### PROVIDED DATA

-----

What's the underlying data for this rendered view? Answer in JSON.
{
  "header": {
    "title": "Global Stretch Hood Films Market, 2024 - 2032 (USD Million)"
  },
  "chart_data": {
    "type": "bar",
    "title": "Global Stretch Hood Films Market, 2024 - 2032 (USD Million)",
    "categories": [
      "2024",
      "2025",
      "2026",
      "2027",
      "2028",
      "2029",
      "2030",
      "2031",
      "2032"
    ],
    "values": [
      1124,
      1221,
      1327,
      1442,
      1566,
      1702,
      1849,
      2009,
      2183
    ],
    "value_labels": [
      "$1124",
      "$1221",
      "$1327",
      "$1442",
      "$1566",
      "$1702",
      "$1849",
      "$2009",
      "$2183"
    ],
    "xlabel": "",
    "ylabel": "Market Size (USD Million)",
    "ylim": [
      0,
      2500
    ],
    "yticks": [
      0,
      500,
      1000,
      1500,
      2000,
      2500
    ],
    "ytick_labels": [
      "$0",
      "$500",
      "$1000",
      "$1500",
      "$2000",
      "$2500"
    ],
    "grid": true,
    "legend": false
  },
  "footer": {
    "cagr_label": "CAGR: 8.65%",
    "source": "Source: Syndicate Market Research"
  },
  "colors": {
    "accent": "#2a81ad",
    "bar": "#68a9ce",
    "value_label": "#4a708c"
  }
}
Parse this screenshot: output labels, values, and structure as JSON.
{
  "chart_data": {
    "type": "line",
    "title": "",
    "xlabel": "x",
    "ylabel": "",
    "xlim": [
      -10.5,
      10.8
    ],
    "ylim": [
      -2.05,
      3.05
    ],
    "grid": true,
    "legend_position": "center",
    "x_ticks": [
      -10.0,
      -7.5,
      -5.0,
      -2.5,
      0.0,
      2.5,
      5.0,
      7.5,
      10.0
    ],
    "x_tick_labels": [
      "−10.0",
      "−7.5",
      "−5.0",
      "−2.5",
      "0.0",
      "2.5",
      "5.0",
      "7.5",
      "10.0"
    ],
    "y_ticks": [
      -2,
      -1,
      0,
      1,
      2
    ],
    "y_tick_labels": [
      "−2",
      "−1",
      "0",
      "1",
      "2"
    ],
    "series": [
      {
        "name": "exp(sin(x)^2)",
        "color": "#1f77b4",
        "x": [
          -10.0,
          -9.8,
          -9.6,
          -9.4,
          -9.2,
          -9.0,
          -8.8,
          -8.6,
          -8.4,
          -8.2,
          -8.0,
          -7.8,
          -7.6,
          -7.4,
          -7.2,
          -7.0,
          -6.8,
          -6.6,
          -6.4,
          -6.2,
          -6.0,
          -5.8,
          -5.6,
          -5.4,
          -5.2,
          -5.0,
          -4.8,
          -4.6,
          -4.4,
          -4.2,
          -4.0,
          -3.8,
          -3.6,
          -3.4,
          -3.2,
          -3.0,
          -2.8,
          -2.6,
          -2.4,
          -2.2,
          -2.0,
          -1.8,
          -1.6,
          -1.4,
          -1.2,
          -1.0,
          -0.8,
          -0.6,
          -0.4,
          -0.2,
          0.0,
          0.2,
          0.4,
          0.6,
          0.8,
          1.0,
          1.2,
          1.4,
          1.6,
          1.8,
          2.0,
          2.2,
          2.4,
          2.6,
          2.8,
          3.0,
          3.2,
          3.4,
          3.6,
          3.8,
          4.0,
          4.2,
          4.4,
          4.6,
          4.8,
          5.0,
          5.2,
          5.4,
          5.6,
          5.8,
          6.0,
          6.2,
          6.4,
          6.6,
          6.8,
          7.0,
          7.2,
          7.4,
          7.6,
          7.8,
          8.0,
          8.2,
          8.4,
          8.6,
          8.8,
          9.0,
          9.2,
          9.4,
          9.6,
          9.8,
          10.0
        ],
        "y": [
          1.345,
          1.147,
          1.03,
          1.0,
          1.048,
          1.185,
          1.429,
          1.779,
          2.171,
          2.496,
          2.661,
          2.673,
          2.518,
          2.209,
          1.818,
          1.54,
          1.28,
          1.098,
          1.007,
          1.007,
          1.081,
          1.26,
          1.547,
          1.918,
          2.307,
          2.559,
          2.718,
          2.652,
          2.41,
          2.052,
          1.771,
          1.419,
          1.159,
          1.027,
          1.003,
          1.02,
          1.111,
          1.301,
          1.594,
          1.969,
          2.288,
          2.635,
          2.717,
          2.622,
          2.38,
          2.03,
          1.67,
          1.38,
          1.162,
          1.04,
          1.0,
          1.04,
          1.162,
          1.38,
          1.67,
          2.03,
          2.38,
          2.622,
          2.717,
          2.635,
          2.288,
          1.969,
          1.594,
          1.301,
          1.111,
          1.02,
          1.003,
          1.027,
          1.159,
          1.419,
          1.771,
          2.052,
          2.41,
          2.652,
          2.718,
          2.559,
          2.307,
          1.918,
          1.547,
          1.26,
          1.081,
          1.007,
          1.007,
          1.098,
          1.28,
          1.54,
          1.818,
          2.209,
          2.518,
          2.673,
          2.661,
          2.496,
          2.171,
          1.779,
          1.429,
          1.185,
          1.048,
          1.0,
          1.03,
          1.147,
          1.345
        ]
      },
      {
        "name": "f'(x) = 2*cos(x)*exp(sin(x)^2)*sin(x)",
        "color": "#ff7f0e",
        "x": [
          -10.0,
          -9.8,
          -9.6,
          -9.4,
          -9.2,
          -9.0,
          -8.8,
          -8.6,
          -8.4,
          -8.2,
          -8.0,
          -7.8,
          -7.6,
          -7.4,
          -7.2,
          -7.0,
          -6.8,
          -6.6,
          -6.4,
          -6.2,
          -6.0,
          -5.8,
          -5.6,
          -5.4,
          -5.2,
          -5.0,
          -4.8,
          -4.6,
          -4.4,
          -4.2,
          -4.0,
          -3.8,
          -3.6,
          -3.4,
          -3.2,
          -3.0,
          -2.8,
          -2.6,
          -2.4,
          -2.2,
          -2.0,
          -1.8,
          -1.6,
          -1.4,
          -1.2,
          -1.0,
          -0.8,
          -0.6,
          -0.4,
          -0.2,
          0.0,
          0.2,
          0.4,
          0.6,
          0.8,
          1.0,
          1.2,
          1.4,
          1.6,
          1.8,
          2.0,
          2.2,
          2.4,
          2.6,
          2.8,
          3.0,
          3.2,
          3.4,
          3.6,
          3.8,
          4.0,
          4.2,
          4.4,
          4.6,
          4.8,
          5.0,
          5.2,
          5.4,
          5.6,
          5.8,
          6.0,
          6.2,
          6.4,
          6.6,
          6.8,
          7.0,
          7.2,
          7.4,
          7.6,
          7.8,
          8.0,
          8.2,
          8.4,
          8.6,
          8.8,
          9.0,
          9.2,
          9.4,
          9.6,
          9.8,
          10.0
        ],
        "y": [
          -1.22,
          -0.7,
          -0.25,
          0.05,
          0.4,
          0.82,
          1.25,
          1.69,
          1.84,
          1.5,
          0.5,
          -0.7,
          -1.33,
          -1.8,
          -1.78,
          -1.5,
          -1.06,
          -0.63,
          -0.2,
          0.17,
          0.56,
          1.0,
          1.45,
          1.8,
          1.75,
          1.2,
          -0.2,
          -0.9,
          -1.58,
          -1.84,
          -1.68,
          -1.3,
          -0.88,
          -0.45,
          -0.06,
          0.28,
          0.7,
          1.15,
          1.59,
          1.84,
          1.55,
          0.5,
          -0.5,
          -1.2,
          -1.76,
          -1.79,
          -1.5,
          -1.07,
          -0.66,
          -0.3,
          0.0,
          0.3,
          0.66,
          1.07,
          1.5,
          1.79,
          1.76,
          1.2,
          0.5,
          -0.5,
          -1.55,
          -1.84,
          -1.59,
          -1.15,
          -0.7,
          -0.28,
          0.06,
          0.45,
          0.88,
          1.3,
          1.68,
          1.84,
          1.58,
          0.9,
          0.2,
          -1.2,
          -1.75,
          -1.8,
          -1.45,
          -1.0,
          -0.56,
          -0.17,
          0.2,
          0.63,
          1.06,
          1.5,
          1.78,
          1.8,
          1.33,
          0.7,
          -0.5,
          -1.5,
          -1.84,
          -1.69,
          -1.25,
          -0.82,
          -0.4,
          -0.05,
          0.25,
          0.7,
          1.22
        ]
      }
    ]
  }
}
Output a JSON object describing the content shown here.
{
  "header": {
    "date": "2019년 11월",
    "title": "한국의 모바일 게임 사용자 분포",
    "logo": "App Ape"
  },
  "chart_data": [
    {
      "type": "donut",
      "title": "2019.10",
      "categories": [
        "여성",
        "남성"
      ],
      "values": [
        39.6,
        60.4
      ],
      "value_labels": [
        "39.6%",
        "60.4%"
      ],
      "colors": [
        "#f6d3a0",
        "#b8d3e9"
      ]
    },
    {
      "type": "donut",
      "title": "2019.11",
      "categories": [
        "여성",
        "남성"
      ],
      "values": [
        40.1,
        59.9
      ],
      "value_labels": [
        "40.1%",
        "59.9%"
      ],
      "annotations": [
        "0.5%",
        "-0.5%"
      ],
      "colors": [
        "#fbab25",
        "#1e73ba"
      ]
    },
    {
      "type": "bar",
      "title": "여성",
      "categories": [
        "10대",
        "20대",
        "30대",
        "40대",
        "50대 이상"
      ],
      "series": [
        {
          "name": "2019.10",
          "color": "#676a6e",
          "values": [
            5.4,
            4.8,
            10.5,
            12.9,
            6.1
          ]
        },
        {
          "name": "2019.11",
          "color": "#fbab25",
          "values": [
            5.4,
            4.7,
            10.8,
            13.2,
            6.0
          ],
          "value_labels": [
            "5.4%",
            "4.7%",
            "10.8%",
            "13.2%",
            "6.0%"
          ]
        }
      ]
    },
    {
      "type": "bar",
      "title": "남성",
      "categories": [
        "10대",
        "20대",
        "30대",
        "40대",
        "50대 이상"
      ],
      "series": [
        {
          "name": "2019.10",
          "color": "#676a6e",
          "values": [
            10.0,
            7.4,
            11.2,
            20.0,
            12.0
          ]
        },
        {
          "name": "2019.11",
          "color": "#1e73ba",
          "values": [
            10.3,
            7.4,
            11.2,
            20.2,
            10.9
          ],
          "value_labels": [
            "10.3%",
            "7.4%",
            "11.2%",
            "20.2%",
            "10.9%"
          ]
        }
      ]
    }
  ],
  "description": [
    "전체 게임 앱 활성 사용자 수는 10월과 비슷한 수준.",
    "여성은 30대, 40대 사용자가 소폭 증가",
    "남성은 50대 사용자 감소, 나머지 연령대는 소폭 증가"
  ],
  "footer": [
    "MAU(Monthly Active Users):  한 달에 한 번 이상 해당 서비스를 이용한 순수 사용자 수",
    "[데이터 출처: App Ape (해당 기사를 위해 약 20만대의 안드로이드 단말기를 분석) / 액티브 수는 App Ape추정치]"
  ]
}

-----

### GOAL
Count each line of the data where the word "this" appears, then reply with the total only.

### COMPLETE ANSWER
2